--- Text shown ---

A study detected that pneumonic patient with zinc deficiency showed delayed or prolonged recovery from illness.22 At the onset of infection, plasma zinc concentrations decline rapidly by 10-69% and zinc supplementation in zinc deficient subjects may improve host responses in acute infection.23 Thus, zinc status and the timing of supplementation are important factors in the recovery phase. Results from several trials conducted in populations that have endemic zinc deficiency indicate that zinc prophylaxis will also reduce the incidence of severe pneumonia,24 which may suggest that the up-regulation of pro-inflammatory cytokines may serve to potentiate the immune system against future severe infection in zinc-deficient individuals.

--- Exercise data ---

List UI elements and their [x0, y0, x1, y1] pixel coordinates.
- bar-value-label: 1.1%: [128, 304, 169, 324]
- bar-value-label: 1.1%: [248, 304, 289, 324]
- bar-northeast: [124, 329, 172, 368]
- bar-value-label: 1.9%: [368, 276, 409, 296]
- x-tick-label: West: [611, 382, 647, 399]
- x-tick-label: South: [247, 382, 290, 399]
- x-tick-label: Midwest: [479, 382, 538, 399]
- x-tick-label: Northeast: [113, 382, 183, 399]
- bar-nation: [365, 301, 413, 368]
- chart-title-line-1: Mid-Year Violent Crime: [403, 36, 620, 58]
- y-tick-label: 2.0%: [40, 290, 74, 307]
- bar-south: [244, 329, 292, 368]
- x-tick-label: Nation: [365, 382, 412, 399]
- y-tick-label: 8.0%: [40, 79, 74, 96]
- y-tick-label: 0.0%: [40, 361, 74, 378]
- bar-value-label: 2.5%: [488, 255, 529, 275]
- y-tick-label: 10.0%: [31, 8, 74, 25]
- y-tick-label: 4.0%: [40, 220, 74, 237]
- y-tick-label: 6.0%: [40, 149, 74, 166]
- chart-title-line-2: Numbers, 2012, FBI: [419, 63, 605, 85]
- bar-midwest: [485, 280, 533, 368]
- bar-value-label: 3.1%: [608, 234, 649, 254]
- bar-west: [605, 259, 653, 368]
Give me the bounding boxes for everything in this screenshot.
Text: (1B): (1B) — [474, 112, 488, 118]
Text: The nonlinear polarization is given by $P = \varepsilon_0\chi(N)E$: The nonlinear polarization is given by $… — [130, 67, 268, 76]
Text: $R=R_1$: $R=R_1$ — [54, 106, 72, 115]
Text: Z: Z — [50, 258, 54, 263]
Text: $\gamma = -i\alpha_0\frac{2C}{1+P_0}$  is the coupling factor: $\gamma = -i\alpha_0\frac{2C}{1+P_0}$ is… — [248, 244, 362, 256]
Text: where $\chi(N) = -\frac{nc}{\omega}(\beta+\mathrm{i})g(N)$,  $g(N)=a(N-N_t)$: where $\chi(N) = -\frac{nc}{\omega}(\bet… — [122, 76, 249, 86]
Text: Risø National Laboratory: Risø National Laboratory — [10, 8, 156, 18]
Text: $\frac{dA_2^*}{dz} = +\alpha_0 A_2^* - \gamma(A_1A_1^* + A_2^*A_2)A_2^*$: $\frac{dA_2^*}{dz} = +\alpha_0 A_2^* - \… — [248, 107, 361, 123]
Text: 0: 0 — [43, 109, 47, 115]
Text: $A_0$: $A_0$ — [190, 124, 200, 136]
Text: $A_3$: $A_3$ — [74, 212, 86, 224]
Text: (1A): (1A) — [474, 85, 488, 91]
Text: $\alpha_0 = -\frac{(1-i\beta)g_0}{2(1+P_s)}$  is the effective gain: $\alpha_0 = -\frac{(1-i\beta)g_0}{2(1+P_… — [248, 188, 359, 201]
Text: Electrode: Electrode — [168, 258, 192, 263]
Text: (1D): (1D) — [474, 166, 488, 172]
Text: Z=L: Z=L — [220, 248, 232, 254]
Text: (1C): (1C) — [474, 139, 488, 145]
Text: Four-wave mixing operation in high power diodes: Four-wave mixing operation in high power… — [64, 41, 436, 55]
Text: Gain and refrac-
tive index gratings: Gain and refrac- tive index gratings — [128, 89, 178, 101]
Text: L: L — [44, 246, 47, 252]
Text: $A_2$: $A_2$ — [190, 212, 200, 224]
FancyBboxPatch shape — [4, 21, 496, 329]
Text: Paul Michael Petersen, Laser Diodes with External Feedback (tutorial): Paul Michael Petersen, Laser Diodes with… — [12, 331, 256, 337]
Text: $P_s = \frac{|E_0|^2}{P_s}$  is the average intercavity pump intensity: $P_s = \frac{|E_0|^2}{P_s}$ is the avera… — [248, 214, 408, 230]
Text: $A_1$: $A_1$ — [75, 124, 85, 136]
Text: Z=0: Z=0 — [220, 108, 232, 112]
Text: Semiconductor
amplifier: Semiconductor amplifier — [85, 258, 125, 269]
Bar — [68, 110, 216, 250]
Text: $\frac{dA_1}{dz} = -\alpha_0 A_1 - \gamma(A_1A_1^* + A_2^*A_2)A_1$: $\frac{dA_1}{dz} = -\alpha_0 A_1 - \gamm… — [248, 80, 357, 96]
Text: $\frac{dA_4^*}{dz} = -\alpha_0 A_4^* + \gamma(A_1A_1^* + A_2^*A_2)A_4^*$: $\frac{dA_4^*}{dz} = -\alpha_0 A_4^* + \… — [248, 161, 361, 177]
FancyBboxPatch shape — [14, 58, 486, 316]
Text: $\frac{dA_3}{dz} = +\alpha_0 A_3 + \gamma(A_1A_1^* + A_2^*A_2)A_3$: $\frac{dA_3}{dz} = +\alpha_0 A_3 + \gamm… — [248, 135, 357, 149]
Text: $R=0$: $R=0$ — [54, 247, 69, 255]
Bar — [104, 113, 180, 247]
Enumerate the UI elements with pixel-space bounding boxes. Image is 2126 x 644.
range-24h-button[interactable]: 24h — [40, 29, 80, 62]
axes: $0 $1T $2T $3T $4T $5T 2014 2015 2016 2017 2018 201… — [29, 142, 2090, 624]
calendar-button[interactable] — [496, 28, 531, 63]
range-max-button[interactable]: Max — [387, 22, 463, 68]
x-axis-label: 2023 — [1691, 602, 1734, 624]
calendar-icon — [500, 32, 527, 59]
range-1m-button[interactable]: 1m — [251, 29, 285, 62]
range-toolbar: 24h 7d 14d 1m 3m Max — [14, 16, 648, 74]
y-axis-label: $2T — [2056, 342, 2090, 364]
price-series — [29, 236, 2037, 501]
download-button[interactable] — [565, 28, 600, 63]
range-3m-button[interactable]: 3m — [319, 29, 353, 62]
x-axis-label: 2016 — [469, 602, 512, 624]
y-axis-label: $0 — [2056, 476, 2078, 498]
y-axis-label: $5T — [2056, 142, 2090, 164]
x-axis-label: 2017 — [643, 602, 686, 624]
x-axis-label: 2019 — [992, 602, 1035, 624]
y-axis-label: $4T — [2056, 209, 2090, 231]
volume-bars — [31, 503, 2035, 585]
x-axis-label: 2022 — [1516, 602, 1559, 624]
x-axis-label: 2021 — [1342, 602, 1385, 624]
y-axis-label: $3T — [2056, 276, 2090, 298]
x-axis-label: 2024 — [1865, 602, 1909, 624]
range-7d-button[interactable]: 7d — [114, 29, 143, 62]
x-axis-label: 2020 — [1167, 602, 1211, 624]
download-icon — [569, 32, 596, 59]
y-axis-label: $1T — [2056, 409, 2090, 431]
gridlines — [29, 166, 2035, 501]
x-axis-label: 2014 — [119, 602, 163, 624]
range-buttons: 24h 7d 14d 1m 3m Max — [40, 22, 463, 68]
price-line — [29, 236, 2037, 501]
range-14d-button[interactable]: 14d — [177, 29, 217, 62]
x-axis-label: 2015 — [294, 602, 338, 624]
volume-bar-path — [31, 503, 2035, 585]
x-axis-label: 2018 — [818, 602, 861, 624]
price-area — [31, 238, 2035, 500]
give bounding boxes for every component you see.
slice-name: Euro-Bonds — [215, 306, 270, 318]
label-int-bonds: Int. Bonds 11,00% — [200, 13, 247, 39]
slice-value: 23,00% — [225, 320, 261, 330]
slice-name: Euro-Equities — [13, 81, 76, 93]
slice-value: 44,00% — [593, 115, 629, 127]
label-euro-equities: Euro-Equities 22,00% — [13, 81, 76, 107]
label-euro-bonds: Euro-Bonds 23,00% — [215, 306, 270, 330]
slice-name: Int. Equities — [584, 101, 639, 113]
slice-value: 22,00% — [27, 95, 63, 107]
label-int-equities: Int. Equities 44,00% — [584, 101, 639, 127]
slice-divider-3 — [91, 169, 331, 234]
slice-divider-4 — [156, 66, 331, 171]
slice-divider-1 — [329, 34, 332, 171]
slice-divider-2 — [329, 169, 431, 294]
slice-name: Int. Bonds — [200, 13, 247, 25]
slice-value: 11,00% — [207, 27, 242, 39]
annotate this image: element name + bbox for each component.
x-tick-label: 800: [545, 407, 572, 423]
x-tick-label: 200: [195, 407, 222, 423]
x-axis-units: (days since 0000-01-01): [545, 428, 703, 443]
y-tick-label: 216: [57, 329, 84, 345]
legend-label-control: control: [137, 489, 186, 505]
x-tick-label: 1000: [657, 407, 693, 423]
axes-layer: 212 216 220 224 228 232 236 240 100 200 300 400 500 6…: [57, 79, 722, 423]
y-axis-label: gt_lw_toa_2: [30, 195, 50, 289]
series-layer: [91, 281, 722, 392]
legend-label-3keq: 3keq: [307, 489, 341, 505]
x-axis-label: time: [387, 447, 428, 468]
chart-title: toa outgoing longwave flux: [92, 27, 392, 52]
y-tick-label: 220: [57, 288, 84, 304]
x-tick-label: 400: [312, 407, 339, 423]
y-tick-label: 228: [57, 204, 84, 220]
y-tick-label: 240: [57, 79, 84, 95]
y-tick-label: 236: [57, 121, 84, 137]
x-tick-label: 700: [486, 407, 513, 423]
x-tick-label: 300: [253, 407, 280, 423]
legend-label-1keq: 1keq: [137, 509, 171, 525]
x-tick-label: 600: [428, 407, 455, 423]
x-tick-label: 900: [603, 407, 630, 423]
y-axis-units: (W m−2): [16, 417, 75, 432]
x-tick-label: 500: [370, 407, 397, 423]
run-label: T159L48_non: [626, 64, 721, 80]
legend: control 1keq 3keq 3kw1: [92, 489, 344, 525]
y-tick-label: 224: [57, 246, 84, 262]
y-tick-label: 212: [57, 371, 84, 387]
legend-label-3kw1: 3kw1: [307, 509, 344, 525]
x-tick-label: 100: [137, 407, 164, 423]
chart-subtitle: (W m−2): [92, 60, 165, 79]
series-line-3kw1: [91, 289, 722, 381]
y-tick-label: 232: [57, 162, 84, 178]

---

[Required tasks]
1: Answer these questions about the zinc and pneumonia passage:
(a) What kind of recovery from illness did pneumonic patients with zinc deficiency show?
(b) By what range do plasma zinc concentrations decline at the onset of infection?
(c) According to trials in populations with endemic zinc deficiency, what will zinc prophylaxis reduce?
2: Continue the passage on zinc and pneumonia from where it stops.

[Answers for the exercise]
1:
(a) Delayed or prolonged recovery.
(b) By 10-69%.
(c) The incidence of severe pneumonia.

2:
The present study did not assess the cause of disturbance in serum zinc levels in the study population. However, dietary insufficiency and the high incidence of infection in our population were findings that were consistent and correlated with a pattern of zinc deficiency. A study on zinc-deficient pneumonic patients has shown cessation of pneumonia, reduction of duration of pneumonia, fever and tachypnoea after zinc supplementation.25 Serum zinc is fairly well maintained within a normal range during short-term zinc depletion because of efficient homeostatic mechanisms and, therefore, may show measurable changes only when zinc depletion is prolonged or severe. Therefore, zinc supplementation reduces the inflammation and contributes to faster inflammation resolution time in pneumonic patients with serum zinc disturbance. As such, further studies are needed to update the data, knowledge and information regarding medical workup of pneumonia patients.
Disturbance in serum zinc level (low/deficient) was detected in patients with pneumonia. The disturbance was more marked in rural population. Hospital-based nutrition surveys should include biochemical assessments of zinc status in patients with pneumonia.